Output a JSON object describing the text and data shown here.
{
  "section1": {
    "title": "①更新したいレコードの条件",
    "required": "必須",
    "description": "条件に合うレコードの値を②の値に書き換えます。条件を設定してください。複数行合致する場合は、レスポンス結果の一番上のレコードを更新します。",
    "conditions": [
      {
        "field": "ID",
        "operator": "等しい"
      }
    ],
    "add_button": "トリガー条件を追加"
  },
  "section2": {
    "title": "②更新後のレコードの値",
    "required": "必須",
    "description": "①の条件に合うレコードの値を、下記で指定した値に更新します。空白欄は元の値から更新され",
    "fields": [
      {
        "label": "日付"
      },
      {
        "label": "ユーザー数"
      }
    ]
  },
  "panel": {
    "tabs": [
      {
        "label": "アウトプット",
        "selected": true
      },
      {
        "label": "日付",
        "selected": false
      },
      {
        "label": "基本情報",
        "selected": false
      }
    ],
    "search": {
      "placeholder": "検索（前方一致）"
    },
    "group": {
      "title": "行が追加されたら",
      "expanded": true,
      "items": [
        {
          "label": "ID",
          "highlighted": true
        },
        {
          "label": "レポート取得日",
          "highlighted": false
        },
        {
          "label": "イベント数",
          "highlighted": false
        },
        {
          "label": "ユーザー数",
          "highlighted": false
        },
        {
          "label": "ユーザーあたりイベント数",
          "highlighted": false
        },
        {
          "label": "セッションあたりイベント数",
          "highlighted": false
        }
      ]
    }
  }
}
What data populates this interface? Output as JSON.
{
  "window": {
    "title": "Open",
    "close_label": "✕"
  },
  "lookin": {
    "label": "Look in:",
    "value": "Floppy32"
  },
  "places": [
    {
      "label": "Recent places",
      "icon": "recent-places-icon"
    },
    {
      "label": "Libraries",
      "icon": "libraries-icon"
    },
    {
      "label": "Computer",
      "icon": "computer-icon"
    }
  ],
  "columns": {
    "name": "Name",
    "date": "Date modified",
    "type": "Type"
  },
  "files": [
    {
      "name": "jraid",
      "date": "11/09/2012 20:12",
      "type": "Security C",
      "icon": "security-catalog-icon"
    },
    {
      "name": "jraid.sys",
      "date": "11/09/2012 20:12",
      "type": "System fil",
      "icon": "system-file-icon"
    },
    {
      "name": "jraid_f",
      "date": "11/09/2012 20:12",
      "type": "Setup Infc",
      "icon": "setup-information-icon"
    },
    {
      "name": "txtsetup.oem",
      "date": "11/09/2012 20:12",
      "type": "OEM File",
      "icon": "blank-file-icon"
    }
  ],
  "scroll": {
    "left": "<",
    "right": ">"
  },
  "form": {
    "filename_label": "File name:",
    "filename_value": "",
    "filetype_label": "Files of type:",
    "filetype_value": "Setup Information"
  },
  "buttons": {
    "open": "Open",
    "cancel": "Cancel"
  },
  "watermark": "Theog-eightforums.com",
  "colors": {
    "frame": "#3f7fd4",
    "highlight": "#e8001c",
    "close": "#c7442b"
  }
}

+ + + + +

_What is required_
For the data above, state only how many lines include the word "title".

_Solution to this exercise_
4